Work to complete:
• A. In the passage on Southern California wildfires, what does the conviction that people can be safe and development can continue ultimately rest on?
• B. Reproduce the section of the passage on Southern California wildfires starting with "That conviction ultimately" and going on through "probably in crisis.".

Text block:
[start]

But the developers and owners of these homes have convinced themselves that they deserve every bit of fire protection available. They've become intoxicated with the belief that if you clear enough brush around the site, the homes are invincible.
This illustrates two things. First, the extravagant resources that wealthier homeowners in these areas expect to rely on--without paying for them, because in the past, they rejected efforts to consolidate fire departments or raise the budget to hire more firefighters.
And second, that these fire disasters, at least here in Southern California, teach all the wrong lessons. Instead of prompting debates about controlling growth, particularly the developments with these very large-scale homes in vulnerable areas, each fire deepens the conviction that people can be safe, and development can continue.
That conviction ultimately rests on the fact that fire insurance is cross-subsidized--that people who live in these homes in the newly developed areas are effectively subsidized by other people who buy fire insurance for homes in areas that have no wildfire risk.
This is a continuation of a mode of development that will generate bigger and bigger disasters--and what's being created in its wake is a triage of public resources.
If you live in the city, your fire protection doesn't depend on Marine Corps helicopters. You can't expect the federal government to intervene. What happens to your home is a straightforward function of the budget of your local fire department, which is probably in crisis.
But people who live in these new suburbs, and especially those who live in big homes in the country, have a kind of unwritten contract that they'll get all the fire-fighting resources available. And with the next wildfire, this will likely be more of a crisis. The fires in May fires were all in the same county, and more or less in the same area. But when you have two or three fires going, how are you going to allocate resources and equipment?
So the root problems here are uncontrolled development and the shifting of the cost of insurance, rebuilding and fire fighting onto other taxpayers--who, of course, can't expect this level of fire protection.
THE MEDIA coverage of the wildfires did focus on the issue of climate change and its relationship with the record-setting drought in California. How do climate change and water resources play into this?
WELL, THE drought, which may be on the scale of a 500-year event, does fit exactly into the kind of pattern you would expect from climate change. But there would be a problem even without global warming caused by industrialization and cars.

[end]

[A set of data]

[start]

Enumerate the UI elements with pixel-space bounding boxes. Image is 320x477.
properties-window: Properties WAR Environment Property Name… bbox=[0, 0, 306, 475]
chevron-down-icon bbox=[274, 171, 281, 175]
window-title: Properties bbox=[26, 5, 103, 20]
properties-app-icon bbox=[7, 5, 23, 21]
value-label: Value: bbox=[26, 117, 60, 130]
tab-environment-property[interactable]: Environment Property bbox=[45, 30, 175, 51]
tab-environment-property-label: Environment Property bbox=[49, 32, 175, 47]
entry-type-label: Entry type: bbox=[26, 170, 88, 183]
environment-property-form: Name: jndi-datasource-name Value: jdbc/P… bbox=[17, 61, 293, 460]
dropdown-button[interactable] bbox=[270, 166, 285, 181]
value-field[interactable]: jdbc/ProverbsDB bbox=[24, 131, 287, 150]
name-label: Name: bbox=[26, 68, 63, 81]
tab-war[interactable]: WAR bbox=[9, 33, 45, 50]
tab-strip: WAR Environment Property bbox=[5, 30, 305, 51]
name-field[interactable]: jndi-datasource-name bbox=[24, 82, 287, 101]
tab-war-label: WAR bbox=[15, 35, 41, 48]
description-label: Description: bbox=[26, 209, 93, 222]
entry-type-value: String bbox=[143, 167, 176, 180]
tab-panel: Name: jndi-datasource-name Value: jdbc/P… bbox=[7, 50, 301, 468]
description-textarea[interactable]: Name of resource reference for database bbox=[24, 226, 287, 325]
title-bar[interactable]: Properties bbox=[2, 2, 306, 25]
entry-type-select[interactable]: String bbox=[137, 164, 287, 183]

[end]

Answers per task:
• A. It rests on fire insurance being cross-subsidized: people in homes in newly developed areas are effectively subsidized by others who buy fire insurance for homes in areas with no wildfire risk.

• B.
That conviction ultimately rests on the fact that fire insurance is cross-subsidized--that people who live in these homes in the newly developed areas are effectively subsidized by other people who buy fire insurance for homes in areas that have no wildfire risk.
This is a continuation of a mode of development that will generate bigger and bigger disasters--and what's being created in its wake is a triage of public resources.
If you live in the city, your fire protection doesn't depend on Marine Corps helicopters. You can't expect the federal government to intervene. What happens to your home is a straightforward function of the budget of your local fire department, which is probably in crisis.